● **Reading text**:
Purdon also fellow and member of several professional organizations, including the Society for Neuroscience, the American Society of Anesthesiologists, the Institute of Electrical and Electronics Engineers (IEEE), the International Anesthesia Research Society (IARS), the American Institute for Medical and Biological Engineering (AIMBE), the Society for Neuroscience in Anesthesiology and Critical Care, and the Association of University Anesthesiologists (AUA).

==Music==
Purdon is also a jazz vocalist who performs regularly in the San Francisco Bay area.

● **Problem**:
Copy out the entire passage about Purdon word for word.

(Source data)
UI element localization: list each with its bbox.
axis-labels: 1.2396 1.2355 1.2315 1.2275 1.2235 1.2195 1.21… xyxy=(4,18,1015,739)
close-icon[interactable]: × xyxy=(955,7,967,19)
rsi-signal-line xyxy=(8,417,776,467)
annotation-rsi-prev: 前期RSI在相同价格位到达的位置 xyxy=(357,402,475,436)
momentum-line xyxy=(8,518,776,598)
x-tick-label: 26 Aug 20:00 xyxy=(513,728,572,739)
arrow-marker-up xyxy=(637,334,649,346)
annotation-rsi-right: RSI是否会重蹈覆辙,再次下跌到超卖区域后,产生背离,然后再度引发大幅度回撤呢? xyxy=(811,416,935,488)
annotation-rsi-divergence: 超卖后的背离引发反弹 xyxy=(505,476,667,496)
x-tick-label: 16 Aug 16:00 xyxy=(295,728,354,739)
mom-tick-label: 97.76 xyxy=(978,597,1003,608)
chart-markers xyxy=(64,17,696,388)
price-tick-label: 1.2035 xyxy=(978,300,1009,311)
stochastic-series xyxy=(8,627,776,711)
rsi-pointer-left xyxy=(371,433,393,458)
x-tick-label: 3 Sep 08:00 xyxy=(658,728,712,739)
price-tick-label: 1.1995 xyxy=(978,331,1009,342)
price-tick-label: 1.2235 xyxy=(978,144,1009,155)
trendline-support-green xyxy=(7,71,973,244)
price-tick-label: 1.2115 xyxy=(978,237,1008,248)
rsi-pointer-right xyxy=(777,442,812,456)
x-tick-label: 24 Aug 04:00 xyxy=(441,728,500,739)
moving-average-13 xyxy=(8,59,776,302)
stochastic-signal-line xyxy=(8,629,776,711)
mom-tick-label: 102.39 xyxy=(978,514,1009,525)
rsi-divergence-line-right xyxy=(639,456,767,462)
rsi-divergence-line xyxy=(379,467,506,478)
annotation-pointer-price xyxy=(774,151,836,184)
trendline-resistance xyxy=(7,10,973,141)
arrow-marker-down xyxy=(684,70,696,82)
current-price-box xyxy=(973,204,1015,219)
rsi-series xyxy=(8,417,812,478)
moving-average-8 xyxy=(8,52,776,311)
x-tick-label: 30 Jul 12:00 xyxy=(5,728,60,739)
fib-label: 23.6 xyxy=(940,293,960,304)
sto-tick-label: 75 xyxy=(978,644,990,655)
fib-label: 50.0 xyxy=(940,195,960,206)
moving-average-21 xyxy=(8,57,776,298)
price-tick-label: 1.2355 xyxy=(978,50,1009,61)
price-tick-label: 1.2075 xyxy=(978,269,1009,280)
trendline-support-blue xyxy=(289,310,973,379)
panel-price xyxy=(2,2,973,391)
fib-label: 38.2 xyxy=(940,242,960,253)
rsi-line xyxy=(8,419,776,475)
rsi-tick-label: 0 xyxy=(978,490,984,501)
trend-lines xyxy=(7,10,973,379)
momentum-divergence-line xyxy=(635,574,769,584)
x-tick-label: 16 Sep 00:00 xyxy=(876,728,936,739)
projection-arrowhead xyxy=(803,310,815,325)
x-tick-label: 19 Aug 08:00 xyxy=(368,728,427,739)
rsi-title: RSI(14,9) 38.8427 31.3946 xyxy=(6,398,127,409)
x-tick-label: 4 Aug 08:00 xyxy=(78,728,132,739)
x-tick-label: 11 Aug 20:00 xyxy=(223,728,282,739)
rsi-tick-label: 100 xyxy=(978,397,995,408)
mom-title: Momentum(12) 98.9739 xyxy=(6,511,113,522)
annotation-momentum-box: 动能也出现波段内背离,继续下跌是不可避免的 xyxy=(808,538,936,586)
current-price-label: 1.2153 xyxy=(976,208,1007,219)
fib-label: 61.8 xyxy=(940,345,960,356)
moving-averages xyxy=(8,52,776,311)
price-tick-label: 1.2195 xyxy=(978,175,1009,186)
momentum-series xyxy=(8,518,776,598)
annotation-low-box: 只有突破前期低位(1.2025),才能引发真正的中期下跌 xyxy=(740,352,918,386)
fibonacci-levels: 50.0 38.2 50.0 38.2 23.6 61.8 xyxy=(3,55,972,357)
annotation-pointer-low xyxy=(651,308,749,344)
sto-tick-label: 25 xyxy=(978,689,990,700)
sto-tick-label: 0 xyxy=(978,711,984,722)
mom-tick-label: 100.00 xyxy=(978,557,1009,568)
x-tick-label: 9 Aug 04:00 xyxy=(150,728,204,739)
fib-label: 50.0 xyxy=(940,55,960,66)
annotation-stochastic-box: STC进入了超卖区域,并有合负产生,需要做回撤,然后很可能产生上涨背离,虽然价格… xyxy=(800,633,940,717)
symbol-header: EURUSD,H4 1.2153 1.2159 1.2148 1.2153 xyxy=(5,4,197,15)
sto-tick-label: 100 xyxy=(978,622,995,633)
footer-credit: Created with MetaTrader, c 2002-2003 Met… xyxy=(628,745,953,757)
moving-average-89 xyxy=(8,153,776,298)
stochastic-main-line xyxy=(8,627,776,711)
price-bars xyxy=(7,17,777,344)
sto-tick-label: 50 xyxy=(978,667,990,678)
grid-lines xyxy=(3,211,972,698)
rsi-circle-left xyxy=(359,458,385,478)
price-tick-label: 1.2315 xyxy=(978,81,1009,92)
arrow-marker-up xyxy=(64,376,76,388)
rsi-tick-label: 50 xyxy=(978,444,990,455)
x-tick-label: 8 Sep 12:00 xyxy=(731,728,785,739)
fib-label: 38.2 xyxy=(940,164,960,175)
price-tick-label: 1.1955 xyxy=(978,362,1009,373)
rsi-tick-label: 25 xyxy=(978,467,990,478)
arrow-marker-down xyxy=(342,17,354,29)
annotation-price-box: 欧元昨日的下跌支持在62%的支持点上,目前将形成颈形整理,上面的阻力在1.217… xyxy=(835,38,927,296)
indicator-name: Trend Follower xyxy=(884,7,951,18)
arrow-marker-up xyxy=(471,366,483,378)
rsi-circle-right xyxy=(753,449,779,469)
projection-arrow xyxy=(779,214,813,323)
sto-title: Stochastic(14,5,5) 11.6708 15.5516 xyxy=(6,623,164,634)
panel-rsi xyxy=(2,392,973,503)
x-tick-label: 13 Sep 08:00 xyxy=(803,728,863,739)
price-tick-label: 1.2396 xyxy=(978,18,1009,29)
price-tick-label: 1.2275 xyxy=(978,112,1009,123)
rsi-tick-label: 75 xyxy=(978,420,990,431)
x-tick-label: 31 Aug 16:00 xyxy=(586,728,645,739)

● **Written solution**:
Purdon also fellow and member of several professional organizations, including the Society for Neuroscience, the American Society of Anesthesiologists, the Institute of Electrical and Electronics Engineers (IEEE), the International Anesthesia Research Society (IARS), the American Institute for Medical and Biological Engineering (AIMBE), the Society for Neuroscience in Anesthesiology and Critical Care, and the Association of University Anesthesiologists (AUA).

==Music==
Purdon is also a jazz vocalist who performs regularly in the San Francisco Bay area.